• Data for this exercise:
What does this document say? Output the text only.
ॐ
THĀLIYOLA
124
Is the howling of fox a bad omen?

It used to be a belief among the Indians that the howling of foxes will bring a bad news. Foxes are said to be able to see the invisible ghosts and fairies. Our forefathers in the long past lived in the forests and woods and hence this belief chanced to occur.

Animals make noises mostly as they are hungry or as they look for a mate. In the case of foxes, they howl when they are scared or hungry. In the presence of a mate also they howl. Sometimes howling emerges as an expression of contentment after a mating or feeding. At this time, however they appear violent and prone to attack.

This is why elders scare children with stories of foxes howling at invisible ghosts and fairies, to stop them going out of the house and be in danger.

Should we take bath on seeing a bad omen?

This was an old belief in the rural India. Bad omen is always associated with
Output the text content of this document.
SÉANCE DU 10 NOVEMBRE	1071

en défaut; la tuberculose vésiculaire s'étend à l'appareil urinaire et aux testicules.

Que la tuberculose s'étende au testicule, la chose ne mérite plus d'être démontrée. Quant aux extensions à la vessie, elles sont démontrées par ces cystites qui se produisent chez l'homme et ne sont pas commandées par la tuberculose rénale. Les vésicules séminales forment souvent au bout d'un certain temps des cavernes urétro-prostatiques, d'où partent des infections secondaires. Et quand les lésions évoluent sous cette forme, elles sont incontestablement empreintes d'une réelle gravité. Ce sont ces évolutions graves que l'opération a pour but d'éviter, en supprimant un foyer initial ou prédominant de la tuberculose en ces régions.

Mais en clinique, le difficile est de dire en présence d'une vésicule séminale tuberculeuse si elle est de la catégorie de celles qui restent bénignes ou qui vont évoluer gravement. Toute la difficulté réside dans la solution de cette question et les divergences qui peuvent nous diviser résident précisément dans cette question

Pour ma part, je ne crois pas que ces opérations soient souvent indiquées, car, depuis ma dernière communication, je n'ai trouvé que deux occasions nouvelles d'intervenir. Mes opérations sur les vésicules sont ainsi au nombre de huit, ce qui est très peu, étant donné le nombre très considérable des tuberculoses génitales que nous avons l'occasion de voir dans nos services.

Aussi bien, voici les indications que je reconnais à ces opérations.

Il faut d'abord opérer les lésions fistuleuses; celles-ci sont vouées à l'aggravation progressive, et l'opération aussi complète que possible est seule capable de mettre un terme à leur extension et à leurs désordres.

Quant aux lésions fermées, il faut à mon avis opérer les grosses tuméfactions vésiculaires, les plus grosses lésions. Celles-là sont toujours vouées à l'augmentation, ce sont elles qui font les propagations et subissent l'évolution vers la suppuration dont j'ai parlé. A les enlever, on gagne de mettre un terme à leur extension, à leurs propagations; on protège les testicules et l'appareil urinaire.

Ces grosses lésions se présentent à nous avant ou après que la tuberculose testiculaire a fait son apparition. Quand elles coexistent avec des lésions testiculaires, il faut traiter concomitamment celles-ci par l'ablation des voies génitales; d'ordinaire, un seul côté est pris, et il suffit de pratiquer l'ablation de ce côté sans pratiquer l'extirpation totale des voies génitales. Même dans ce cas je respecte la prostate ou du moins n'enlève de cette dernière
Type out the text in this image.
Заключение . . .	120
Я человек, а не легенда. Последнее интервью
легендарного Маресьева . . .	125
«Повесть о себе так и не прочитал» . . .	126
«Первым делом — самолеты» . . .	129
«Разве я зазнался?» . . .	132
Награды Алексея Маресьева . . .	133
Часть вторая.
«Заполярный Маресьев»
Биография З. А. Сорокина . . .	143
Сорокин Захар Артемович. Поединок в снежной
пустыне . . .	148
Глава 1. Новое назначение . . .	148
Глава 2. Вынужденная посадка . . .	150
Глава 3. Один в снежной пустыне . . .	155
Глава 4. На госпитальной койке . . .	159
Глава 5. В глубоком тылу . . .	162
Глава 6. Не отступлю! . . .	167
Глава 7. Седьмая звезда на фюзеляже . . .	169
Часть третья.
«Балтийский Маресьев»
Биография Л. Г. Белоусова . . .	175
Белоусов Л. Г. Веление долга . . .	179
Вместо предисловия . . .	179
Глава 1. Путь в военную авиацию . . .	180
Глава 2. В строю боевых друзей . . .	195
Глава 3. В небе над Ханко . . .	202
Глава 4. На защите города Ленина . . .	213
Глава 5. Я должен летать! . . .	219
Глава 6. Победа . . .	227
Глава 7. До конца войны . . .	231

• Aim of the exercise: From the data, pick out every line that includes "снежной".

• Task result:
Сорокин Захар Артемович. Поединок в снежной
Глава 3. Один в снежной пустыне . . .	155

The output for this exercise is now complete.